▶ [Instructions to follow] Pull every line holding the string "title" from the records below.

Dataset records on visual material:
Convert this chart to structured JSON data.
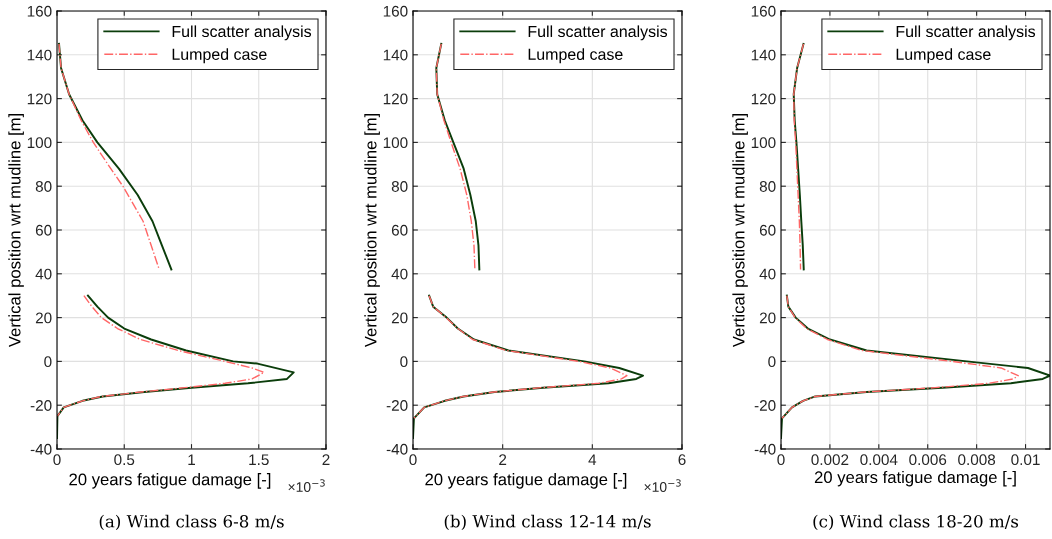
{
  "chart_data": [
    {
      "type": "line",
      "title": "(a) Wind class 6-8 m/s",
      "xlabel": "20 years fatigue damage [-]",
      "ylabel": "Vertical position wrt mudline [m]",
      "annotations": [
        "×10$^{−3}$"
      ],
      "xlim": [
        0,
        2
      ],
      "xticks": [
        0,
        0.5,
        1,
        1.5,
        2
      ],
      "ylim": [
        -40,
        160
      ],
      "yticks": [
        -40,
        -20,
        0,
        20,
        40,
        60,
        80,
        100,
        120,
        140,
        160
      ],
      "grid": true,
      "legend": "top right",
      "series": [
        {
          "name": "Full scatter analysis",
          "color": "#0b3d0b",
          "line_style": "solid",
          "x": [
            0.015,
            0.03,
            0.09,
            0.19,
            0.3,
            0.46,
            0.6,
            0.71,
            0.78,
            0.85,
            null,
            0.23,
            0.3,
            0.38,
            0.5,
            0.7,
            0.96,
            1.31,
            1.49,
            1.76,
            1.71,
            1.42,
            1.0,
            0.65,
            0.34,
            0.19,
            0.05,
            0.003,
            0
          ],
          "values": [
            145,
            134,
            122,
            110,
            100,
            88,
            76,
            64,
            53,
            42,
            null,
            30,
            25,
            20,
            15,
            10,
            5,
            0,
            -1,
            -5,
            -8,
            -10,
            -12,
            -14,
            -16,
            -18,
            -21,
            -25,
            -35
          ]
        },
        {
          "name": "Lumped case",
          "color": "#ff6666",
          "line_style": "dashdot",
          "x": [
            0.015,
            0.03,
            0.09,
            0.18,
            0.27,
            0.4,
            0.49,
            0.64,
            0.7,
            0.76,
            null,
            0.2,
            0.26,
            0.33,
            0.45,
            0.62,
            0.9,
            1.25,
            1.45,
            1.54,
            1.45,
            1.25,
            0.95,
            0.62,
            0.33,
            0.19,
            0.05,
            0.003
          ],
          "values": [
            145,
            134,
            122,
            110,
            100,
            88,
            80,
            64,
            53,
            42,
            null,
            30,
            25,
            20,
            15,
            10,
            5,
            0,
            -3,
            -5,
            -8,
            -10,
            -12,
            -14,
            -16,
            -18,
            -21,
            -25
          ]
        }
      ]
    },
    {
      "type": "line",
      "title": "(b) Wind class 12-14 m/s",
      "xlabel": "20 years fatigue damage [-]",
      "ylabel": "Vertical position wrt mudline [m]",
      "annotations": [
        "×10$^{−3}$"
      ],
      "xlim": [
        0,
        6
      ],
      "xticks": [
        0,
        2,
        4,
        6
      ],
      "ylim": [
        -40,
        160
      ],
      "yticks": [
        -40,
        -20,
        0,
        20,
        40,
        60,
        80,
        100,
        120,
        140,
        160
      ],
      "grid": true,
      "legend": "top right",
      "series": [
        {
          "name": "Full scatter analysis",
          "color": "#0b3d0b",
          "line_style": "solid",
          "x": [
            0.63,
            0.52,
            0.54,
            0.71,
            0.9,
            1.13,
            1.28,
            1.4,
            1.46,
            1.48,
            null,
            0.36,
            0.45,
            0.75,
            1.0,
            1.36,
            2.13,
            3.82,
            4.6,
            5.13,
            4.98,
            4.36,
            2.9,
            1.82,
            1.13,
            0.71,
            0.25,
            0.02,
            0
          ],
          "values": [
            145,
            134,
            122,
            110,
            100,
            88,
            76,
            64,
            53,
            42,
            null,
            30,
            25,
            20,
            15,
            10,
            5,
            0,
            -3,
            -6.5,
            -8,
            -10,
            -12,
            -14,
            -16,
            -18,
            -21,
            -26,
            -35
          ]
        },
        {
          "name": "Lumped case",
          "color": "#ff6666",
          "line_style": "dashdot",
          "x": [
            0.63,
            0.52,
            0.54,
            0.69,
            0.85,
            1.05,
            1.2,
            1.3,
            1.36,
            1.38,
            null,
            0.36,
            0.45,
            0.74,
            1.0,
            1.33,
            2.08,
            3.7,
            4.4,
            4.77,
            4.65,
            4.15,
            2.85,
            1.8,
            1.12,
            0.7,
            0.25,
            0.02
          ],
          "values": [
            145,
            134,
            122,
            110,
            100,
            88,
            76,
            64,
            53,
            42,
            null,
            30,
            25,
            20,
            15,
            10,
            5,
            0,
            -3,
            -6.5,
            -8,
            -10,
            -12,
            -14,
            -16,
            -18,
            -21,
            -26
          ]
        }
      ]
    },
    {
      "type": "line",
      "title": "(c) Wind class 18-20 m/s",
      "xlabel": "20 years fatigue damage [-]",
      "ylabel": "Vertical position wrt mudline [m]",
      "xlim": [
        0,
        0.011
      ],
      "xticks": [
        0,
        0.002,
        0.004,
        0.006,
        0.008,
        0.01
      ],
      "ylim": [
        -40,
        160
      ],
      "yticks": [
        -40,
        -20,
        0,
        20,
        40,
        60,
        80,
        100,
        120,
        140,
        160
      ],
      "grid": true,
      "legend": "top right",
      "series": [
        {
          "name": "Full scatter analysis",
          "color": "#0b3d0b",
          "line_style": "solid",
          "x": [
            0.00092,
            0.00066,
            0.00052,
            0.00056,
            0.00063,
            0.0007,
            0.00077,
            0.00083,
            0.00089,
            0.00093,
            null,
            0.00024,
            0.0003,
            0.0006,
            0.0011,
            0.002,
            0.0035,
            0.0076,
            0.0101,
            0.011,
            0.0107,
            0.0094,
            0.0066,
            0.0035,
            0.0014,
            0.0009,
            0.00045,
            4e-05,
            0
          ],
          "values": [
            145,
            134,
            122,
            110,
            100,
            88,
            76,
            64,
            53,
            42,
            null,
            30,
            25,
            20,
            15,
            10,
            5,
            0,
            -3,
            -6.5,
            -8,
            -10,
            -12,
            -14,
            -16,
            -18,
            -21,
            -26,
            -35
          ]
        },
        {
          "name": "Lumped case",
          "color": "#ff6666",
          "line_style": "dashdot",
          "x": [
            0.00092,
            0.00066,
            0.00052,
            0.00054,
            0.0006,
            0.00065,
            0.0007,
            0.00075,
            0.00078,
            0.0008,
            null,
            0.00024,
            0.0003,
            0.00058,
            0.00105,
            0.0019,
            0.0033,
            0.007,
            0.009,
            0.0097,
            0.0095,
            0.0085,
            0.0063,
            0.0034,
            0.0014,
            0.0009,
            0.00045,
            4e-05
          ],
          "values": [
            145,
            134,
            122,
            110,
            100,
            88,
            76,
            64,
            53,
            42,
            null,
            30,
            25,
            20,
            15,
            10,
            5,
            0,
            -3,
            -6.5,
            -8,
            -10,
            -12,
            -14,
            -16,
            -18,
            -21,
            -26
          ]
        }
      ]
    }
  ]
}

* * *

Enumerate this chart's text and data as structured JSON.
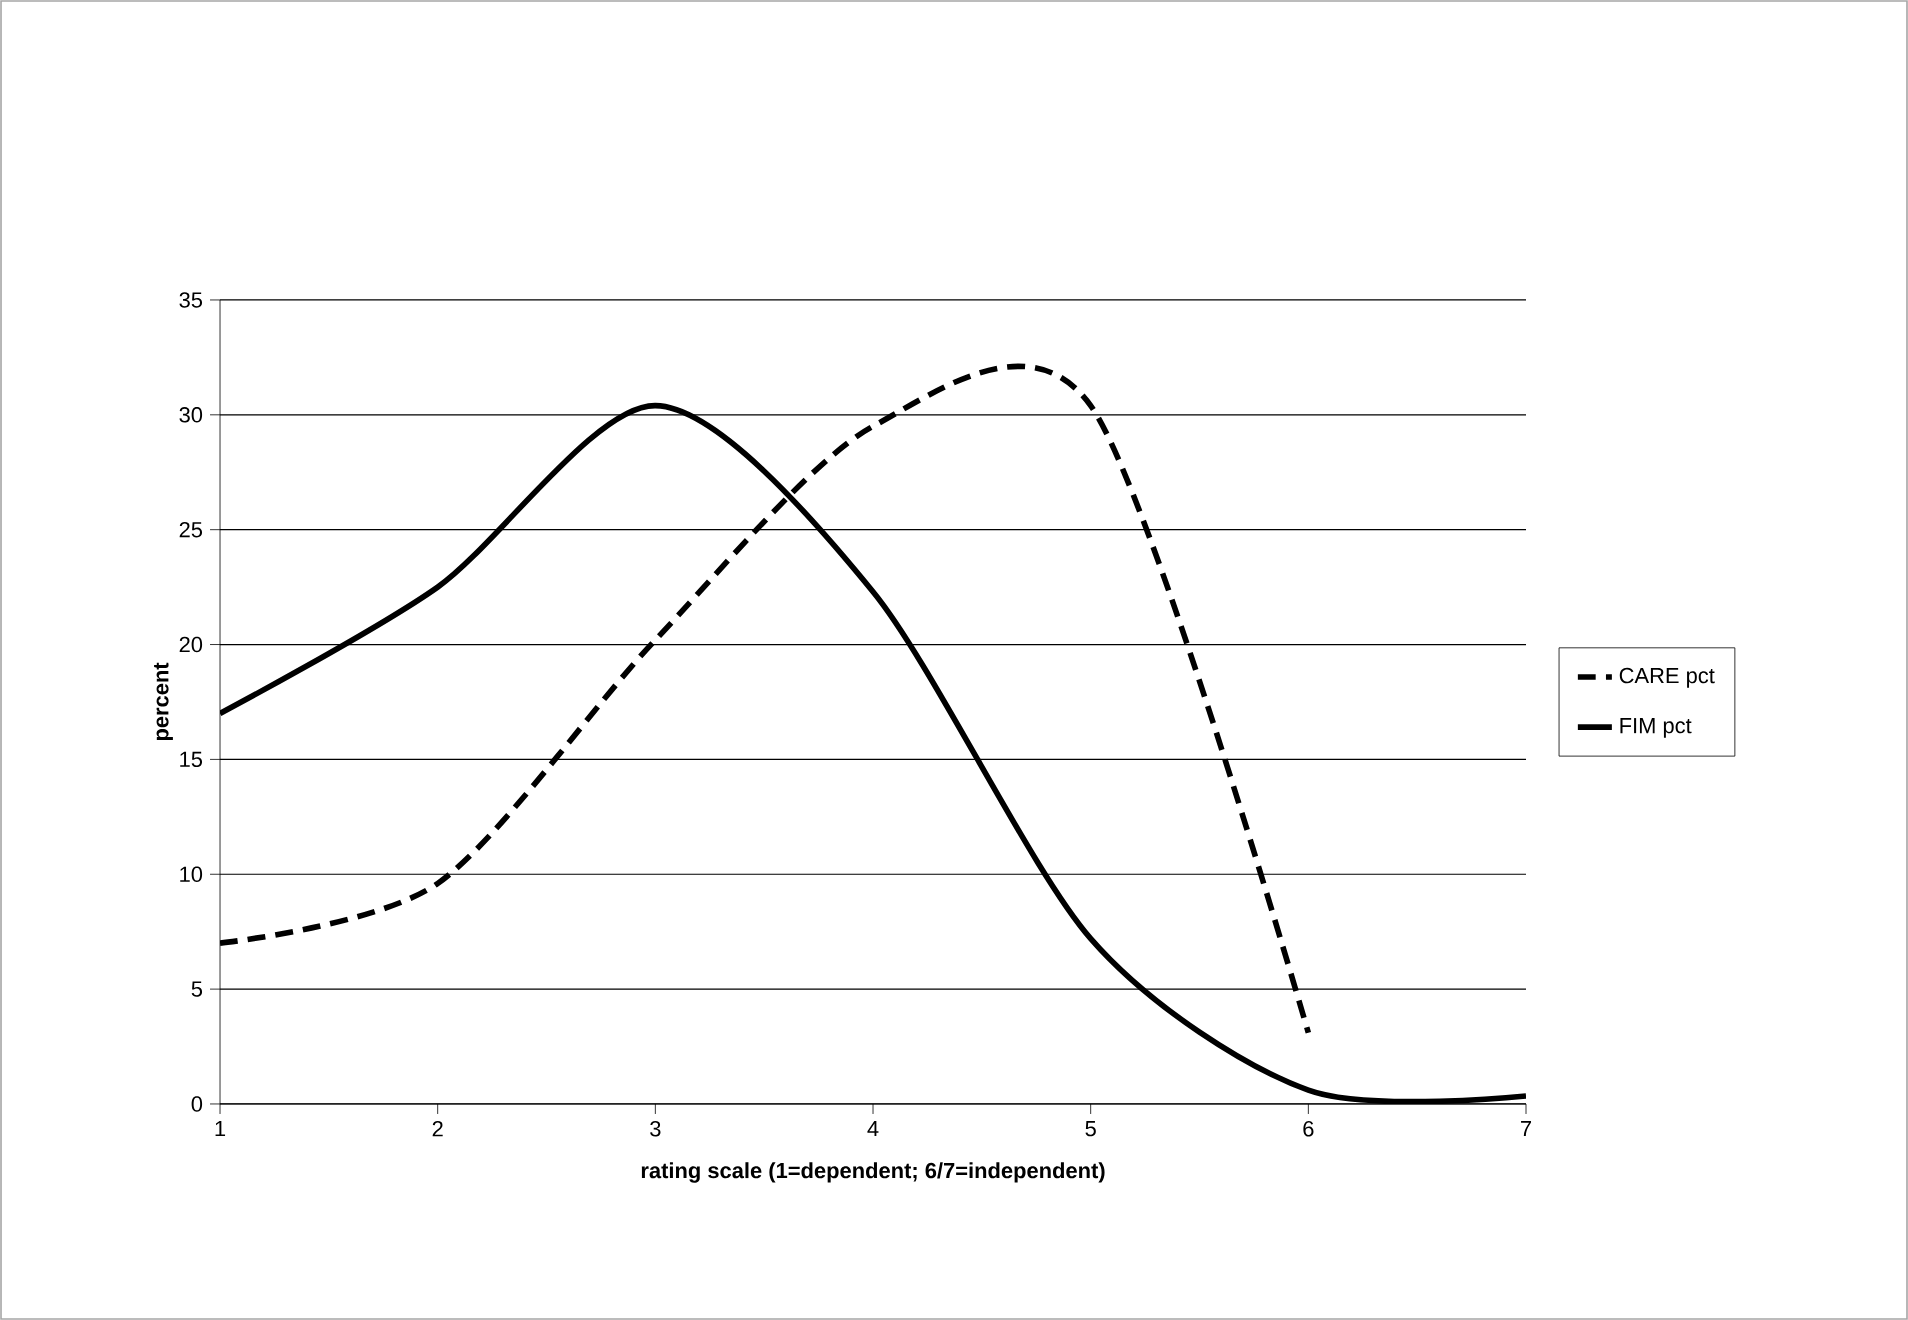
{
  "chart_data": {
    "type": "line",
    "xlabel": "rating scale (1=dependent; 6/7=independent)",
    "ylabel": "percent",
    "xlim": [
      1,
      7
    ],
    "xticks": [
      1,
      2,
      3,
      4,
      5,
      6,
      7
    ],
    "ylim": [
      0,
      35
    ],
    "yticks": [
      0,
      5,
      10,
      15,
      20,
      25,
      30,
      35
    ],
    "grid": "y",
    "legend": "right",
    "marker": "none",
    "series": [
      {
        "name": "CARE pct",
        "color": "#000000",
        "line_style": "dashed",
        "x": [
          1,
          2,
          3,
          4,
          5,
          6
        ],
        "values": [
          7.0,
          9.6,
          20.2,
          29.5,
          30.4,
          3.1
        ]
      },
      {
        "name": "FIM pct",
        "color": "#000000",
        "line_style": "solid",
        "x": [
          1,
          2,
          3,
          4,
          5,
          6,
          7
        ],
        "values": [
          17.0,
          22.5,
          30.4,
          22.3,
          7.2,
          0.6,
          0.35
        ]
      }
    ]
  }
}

==

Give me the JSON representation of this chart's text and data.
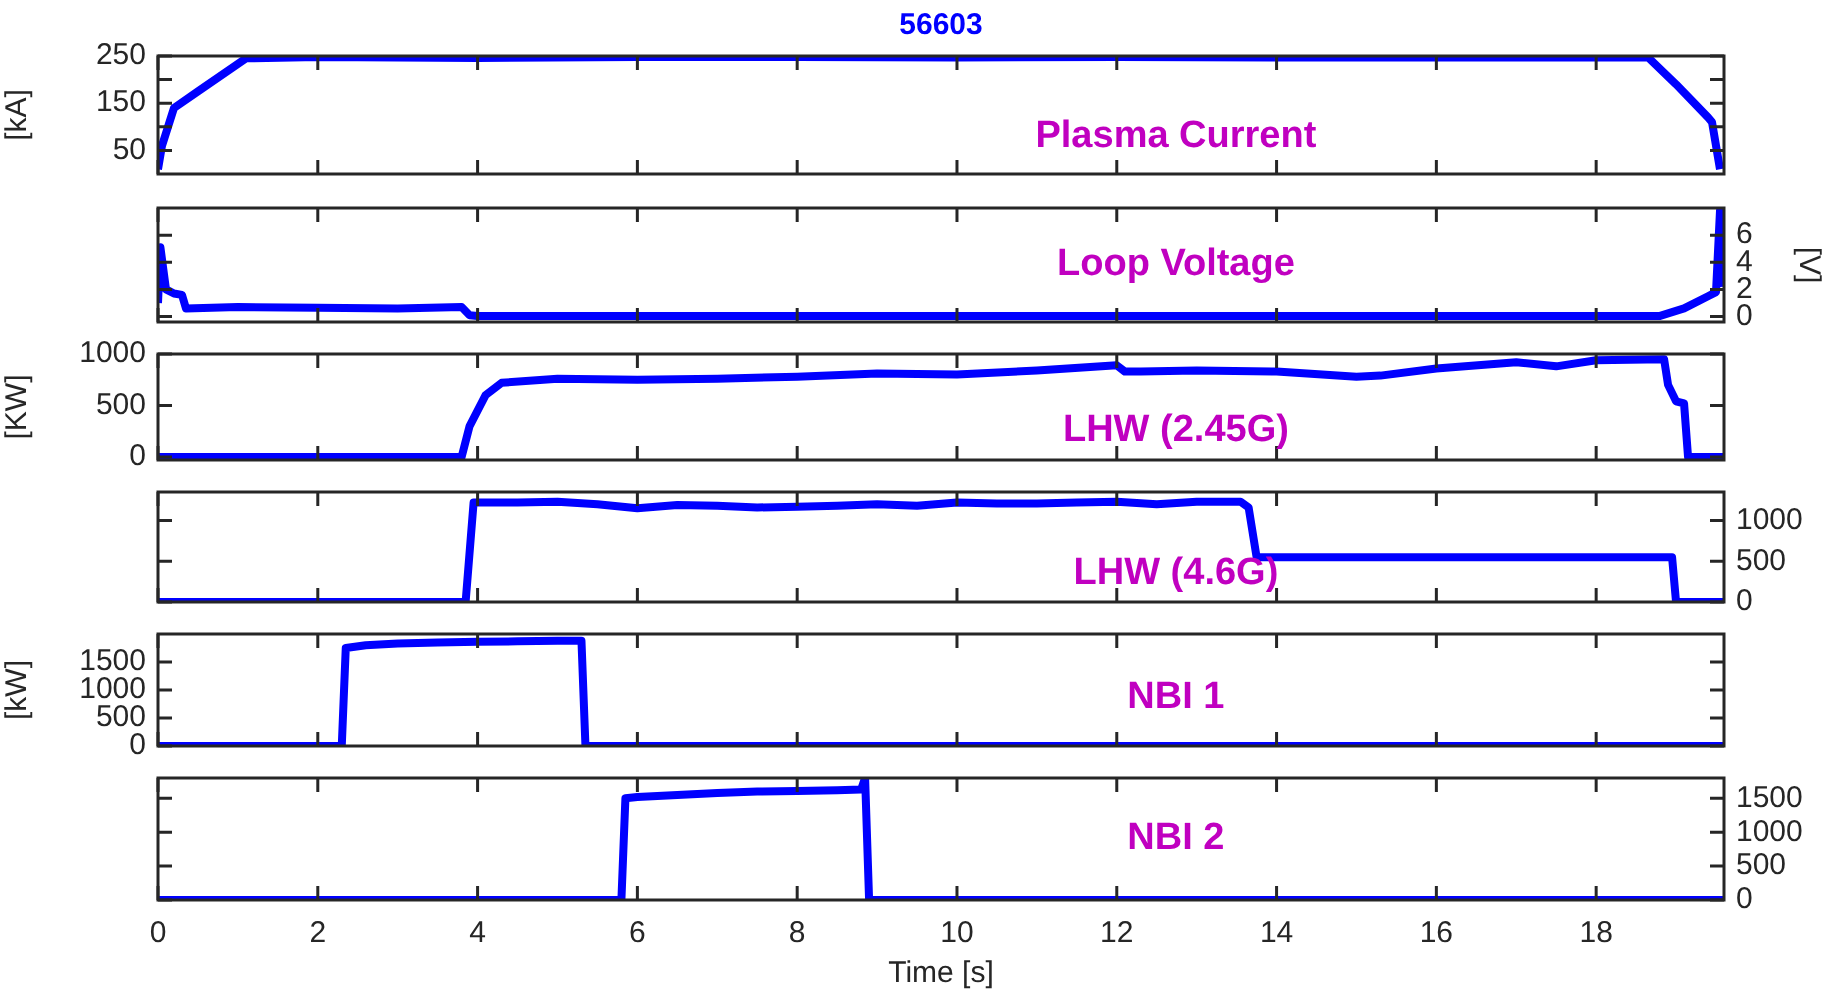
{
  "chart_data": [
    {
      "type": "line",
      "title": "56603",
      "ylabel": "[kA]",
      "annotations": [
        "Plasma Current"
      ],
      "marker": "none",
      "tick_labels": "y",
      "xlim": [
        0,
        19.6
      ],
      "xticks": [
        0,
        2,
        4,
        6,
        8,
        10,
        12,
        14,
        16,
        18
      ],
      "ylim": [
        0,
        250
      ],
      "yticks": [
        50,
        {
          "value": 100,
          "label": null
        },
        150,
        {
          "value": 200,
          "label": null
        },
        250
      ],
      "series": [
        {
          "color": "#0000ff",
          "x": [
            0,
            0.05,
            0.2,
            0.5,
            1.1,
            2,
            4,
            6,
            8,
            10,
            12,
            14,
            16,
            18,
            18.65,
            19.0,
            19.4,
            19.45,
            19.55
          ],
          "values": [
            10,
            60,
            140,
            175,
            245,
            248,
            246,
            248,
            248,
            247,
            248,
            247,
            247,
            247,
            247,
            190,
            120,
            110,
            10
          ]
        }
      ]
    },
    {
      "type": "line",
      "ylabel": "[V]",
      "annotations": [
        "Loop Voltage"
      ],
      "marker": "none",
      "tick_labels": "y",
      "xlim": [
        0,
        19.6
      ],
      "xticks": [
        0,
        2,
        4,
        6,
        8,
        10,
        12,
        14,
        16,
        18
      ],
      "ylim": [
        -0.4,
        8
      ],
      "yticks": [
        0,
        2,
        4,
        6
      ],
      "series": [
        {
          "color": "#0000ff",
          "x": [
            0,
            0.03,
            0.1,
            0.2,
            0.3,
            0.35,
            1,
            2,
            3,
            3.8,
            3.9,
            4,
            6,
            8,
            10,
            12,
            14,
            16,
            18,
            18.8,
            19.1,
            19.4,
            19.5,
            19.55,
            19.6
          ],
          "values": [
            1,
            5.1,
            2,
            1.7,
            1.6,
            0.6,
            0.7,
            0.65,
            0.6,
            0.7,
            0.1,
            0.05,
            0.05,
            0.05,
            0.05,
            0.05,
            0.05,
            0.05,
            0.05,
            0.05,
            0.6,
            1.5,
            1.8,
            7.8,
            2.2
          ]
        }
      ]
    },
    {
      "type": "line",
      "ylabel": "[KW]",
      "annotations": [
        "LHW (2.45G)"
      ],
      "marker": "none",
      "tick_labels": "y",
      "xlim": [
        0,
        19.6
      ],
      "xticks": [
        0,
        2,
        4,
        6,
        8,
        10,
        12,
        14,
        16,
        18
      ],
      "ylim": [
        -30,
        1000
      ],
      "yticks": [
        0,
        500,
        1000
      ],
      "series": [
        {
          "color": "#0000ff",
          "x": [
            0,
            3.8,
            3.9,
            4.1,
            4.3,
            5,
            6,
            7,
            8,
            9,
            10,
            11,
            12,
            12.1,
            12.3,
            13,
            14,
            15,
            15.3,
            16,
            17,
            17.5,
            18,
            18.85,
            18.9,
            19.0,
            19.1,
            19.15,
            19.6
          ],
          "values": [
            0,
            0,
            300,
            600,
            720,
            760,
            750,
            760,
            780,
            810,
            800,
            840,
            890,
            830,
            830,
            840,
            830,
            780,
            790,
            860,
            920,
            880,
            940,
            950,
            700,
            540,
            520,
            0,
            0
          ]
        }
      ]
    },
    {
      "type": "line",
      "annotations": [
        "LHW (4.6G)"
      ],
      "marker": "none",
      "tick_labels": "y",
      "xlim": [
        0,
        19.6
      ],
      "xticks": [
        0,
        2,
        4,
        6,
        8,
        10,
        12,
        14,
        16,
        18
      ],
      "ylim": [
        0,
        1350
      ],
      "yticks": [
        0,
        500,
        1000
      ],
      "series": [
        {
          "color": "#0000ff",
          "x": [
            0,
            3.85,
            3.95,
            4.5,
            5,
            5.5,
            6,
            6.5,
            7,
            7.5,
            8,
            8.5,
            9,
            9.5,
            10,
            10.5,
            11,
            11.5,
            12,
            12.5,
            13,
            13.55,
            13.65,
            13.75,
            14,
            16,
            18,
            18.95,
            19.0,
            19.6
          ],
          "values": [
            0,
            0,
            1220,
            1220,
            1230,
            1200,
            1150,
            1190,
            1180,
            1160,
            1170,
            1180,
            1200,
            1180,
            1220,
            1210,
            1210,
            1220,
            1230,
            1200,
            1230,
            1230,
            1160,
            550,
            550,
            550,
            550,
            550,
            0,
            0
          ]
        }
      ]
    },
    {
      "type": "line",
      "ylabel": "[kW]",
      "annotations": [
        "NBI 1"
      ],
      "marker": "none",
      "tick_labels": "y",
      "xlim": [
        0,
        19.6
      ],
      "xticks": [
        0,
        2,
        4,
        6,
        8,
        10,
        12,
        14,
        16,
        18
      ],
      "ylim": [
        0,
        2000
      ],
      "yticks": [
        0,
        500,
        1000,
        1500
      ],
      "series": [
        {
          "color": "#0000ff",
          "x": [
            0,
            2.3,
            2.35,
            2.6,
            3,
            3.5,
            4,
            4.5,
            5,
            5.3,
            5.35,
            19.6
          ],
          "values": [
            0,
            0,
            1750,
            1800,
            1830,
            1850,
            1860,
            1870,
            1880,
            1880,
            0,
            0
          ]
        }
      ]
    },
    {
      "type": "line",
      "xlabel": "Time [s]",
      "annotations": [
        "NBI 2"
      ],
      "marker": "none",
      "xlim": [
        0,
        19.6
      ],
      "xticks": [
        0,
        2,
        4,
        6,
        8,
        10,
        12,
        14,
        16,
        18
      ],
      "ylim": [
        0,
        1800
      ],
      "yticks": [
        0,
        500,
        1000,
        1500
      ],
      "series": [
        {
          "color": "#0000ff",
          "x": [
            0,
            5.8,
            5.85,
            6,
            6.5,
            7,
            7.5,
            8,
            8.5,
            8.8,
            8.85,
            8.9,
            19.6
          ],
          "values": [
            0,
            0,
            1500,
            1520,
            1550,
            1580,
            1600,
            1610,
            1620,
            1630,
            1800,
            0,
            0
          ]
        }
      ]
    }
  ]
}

▶ [Result of the exercise]
      "title": "(a) Wind class 6-8 m/s",
      "title": "(b) Wind class 12-14 m/s",
      "title": "(c) Wind class 18-20 m/s",
      "title": "56603",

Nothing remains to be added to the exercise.